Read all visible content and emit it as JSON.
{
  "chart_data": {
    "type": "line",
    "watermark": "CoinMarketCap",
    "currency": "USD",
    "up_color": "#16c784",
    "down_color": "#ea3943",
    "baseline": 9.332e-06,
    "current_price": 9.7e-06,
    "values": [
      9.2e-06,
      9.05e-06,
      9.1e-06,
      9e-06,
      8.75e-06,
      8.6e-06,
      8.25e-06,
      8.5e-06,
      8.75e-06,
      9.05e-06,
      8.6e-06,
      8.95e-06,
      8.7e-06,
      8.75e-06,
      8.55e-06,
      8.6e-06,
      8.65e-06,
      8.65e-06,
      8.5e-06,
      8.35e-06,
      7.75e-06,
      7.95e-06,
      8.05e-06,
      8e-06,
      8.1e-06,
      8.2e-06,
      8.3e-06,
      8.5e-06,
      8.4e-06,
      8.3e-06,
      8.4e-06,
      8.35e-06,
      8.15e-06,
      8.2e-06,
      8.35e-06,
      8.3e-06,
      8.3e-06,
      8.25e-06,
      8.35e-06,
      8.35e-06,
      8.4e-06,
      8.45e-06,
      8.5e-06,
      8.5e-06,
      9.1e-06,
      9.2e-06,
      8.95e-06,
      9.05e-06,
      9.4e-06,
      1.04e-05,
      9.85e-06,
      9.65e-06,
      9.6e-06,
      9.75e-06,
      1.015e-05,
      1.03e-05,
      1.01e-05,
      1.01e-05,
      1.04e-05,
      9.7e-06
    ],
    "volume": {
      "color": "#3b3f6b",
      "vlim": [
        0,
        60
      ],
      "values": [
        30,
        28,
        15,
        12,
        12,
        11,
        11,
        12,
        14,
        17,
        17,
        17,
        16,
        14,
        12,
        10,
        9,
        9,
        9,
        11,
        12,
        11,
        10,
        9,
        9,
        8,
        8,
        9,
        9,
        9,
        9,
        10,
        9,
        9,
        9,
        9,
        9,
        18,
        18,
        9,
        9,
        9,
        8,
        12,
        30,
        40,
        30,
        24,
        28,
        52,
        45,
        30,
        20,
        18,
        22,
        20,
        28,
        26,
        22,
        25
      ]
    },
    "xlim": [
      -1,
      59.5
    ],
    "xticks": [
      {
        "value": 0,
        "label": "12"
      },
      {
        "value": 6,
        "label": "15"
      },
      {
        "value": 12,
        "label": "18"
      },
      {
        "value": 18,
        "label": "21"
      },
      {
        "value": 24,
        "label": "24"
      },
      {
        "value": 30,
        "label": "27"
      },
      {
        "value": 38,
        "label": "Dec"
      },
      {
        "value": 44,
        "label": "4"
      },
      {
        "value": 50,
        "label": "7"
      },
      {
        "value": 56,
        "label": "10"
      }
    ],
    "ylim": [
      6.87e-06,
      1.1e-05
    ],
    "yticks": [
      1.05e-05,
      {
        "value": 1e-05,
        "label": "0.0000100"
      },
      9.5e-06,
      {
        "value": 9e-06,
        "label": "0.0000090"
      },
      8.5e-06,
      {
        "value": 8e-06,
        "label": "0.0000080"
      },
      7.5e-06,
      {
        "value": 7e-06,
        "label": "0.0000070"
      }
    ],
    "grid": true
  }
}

★ ★ ★

GOAL OF THE EXERCISE -
Write out the data again, exactly and in full.

EXERCISE SOLUTION -
Read all visible content and emit it as JSON.
{
  "chart_data": {
    "type": "line",
    "watermark": "CoinMarketCap",
    "currency": "USD",
    "up_color": "#16c784",
    "down_color": "#ea3943",
    "baseline": 9.332e-06,
    "current_price": 9.7e-06,
    "values": [
      9.2e-06,
      9.05e-06,
      9.1e-06,
      9e-06,
      8.75e-06,
      8.6e-06,
      8.25e-06,
      8.5e-06,
      8.75e-06,
      9.05e-06,
      8.6e-06,
      8.95e-06,
      8.7e-06,
      8.75e-06,
      8.55e-06,
      8.6e-06,
      8.65e-06,
      8.65e-06,
      8.5e-06,
      8.35e-06,
      7.75e-06,
      7.95e-06,
      8.05e-06,
      8e-06,
      8.1e-06,
      8.2e-06,
      8.3e-06,
      8.5e-06,
      8.4e-06,
      8.3e-06,
      8.4e-06,
      8.35e-06,
      8.15e-06,
      8.2e-06,
      8.35e-06,
      8.3e-06,
      8.3e-06,
      8.25e-06,
      8.35e-06,
      8.35e-06,
      8.4e-06,
      8.45e-06,
      8.5e-06,
      8.5e-06,
      9.1e-06,
      9.2e-06,
      8.95e-06,
      9.05e-06,
      9.4e-06,
      1.04e-05,
      9.85e-06,
      9.65e-06,
      9.6e-06,
      9.75e-06,
      1.015e-05,
      1.03e-05,
      1.01e-05,
      1.01e-05,
      1.04e-05,
      9.7e-06
    ],
    "volume": {
      "color": "#3b3f6b",
      "vlim": [
        0,
        60
      ],
      "values": [
        30,
        28,
        15,
        12,
        12,
        11,
        11,
        12,
        14,
        17,
        17,
        17,
        16,
        14,
        12,
        10,
        9,
        9,
        9,
        11,
        12,
        11,
        10,
        9,
        9,
        8,
        8,
        9,
        9,
        9,
        9,
        10,
        9,
        9,
        9,
        9,
        9,
        18,
        18,
        9,
        9,
        9,
        8,
        12,
        30,
        40,
        30,
        24,
        28,
        52,
        45,
        30,
        20,
        18,
        22,
        20,
        28,
        26,
        22,
        25
      ]
    },
    "xlim": [
      -1,
      59.5
    ],
    "xticks": [
      {
        "value": 0,
        "label": "12"
      },
      {
        "value": 6,
        "label": "15"
      },
      {
        "value": 12,
        "label": "18"
      },
      {
        "value": 18,
        "label": "21"
      },
      {
        "value": 24,
        "label": "24"
      },
      {
        "value": 30,
        "label": "27"
      },
      {
        "value": 38,
        "label": "Dec"
      },
      {
        "value": 44,
        "label": "4"
      },
      {
        "value": 50,
        "label": "7"
      },
      {
        "value": 56,
        "label": "10"
      }
    ],
    "ylim": [
      6.87e-06,
      1.1e-05
    ],
    "yticks": [
      1.05e-05,
      {
        "value": 1e-05,
        "label": "0.0000100"
      },
      9.5e-06,
      {
        "value": 9e-06,
        "label": "0.0000090"
      },
      8.5e-06,
      {
        "value": 8e-06,
        "label": "0.0000080"
      },
      7.5e-06,
      {
        "value": 7e-06,
        "label": "0.0000070"
      }
    ],
    "grid": true
  }
}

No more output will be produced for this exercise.